RECORDS FOR THE EXERCISE
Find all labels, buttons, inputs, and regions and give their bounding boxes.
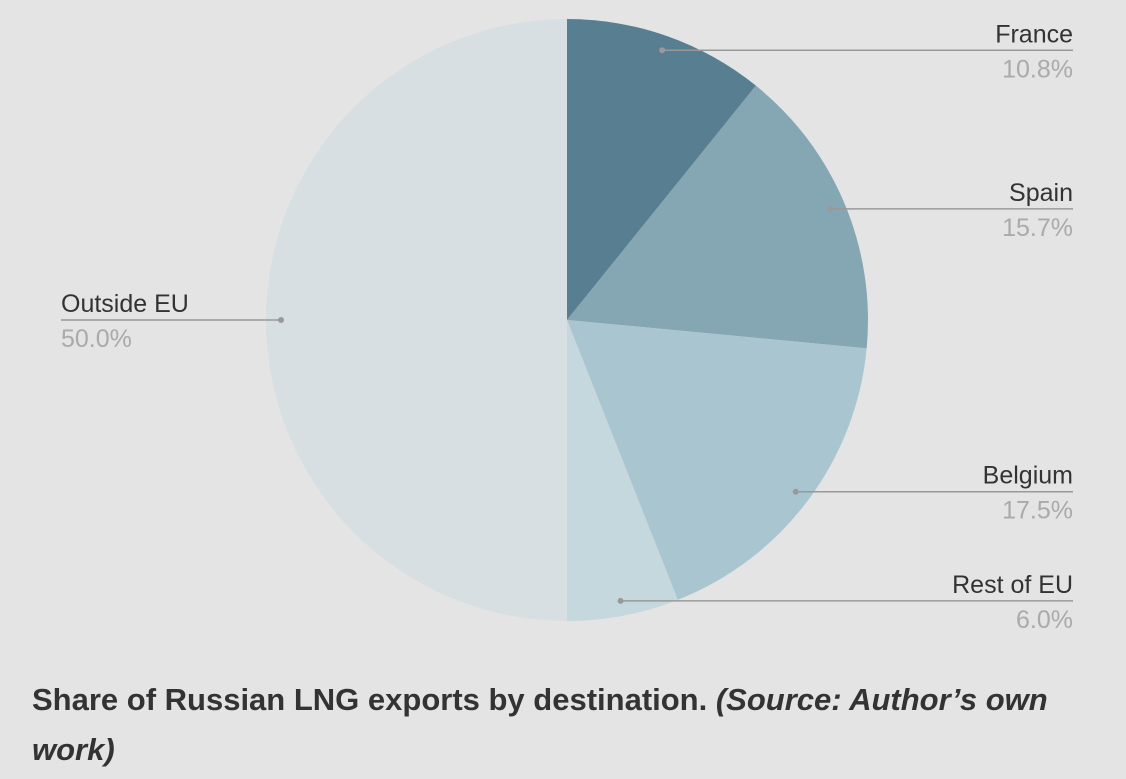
slice-value: 17.5% xyxy=(1002,497,1073,525)
slice-label: France xyxy=(995,20,1073,48)
slice xyxy=(266,19,567,621)
slice xyxy=(567,85,868,349)
slice xyxy=(567,320,867,600)
slice-label: Spain xyxy=(1009,179,1073,207)
slice-value: 50.0% xyxy=(61,325,132,353)
slice-value: 15.7% xyxy=(1002,214,1073,242)
slice xyxy=(567,320,678,621)
source: (Source: Author’s own work) xyxy=(32,682,1048,767)
leader-dot xyxy=(659,47,666,54)
slice-value: 10.8% xyxy=(1002,55,1073,83)
caption: Share of Russian LNG exports by destinat… xyxy=(32,675,1092,775)
leader-dot xyxy=(792,488,799,495)
leader-dot xyxy=(617,597,624,604)
caption-text: Share of Russian LNG exports by destinat… xyxy=(32,682,708,717)
leader-dot xyxy=(827,205,834,212)
slice-label: Rest of EU xyxy=(952,571,1073,599)
slice-label: Outside EU xyxy=(61,290,189,318)
slice xyxy=(567,19,756,320)
leader-dot xyxy=(278,317,284,323)
slice-label: Belgium xyxy=(983,462,1073,490)
chart: France 10.8% Spain 15.7% Belgium 17.5% Rest of… xyxy=(61,19,1073,634)
slice-value: 6.0% xyxy=(1016,606,1073,634)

OBJECTIVE
Can you print, verbatim, the part of the rows above that opens with the line containing "slice-value: 17.5% xyxy=(1002,497,1073,525)" and closes with the line containing "slice-value: 10.8% xyxy=(1002,55,1073,83)", including both of those lines?

SOLUTION TO THE EXERCISE
slice-value: 17.5% xyxy=(1002,497,1073,525)
slice-label: France xyxy=(995,20,1073,48)
slice xyxy=(266,19,567,621)
slice xyxy=(567,85,868,349)
slice xyxy=(567,320,867,600)
slice-label: Spain xyxy=(1009,179,1073,207)
slice-value: 50.0% xyxy=(61,325,132,353)
slice-value: 15.7% xyxy=(1002,214,1073,242)
slice xyxy=(567,320,678,621)
source: (Source: Author’s own work) xyxy=(32,682,1048,767)
leader-dot xyxy=(659,47,666,54)
slice-value: 10.8% xyxy=(1002,55,1073,83)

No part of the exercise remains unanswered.